#### DIRECTION
Review the material line by line. Identify and copy every line that contains the string "this".

#### Stored data entries

<<<<

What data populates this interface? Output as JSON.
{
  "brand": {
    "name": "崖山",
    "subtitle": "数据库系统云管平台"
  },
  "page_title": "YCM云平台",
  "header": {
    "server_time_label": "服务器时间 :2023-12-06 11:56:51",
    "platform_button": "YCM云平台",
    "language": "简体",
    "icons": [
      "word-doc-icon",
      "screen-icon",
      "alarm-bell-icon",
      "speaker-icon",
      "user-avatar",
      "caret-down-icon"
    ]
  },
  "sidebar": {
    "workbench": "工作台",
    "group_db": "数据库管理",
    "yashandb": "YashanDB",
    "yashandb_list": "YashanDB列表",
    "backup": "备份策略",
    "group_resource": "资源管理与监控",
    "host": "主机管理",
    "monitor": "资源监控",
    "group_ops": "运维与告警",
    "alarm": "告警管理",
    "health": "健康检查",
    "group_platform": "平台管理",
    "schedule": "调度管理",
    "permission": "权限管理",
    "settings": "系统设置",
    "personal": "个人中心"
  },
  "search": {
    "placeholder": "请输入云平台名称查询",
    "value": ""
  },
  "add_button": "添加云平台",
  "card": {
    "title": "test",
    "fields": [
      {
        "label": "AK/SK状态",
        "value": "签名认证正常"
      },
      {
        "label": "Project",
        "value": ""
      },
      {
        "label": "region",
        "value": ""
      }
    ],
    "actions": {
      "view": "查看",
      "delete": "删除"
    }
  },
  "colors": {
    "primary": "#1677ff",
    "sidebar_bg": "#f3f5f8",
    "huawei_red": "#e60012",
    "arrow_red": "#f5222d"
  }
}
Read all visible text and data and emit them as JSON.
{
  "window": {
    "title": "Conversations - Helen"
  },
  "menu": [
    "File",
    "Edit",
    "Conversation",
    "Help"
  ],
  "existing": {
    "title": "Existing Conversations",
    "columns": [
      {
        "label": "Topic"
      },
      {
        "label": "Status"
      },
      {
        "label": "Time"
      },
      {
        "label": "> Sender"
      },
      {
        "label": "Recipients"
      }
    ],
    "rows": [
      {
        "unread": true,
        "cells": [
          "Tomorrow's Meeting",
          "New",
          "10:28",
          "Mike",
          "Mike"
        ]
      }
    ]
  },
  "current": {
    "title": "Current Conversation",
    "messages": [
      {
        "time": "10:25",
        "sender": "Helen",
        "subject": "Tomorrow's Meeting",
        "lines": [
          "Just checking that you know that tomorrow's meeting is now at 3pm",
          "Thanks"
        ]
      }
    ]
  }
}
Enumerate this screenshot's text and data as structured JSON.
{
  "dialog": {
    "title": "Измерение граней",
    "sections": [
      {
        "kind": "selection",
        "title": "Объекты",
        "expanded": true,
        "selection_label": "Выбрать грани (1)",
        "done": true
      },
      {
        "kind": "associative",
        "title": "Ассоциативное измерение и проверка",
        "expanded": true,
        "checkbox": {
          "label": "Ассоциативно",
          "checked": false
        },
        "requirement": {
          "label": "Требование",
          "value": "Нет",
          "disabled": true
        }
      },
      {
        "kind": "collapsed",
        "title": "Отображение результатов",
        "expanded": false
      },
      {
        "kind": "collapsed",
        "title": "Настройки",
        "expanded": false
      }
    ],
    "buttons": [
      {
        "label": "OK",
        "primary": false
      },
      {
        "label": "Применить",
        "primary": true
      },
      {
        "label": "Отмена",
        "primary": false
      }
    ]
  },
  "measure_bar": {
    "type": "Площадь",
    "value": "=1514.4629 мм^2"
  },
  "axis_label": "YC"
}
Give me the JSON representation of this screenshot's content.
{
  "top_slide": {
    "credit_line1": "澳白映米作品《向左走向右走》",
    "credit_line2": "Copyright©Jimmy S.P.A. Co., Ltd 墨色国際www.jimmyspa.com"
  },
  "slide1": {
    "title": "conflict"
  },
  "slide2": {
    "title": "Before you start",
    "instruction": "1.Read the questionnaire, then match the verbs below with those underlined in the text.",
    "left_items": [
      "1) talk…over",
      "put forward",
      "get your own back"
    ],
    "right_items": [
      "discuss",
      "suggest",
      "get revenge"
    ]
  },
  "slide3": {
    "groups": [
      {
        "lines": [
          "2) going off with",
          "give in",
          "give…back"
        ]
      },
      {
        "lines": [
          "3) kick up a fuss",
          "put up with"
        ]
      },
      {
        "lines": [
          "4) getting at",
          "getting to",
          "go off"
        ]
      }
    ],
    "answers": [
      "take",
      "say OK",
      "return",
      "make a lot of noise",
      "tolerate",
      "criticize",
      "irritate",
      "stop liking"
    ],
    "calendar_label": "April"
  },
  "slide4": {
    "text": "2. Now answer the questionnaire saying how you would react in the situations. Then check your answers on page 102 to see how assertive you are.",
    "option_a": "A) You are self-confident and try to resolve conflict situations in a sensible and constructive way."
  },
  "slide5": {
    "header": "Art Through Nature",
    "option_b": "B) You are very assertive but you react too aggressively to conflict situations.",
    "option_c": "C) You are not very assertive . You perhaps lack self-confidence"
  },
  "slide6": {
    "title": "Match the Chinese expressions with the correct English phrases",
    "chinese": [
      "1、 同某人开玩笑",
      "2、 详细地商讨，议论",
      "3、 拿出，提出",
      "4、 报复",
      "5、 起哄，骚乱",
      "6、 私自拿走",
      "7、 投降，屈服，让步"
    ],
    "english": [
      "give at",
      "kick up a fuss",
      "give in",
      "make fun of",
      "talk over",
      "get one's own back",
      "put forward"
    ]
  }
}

>>>>

#### CORRECT OUTPUT
What data populates this interface? Output as JSON.
Enumerate this screenshot's text and data as structured JSON.
Give me the JSON representation of this screenshot's content.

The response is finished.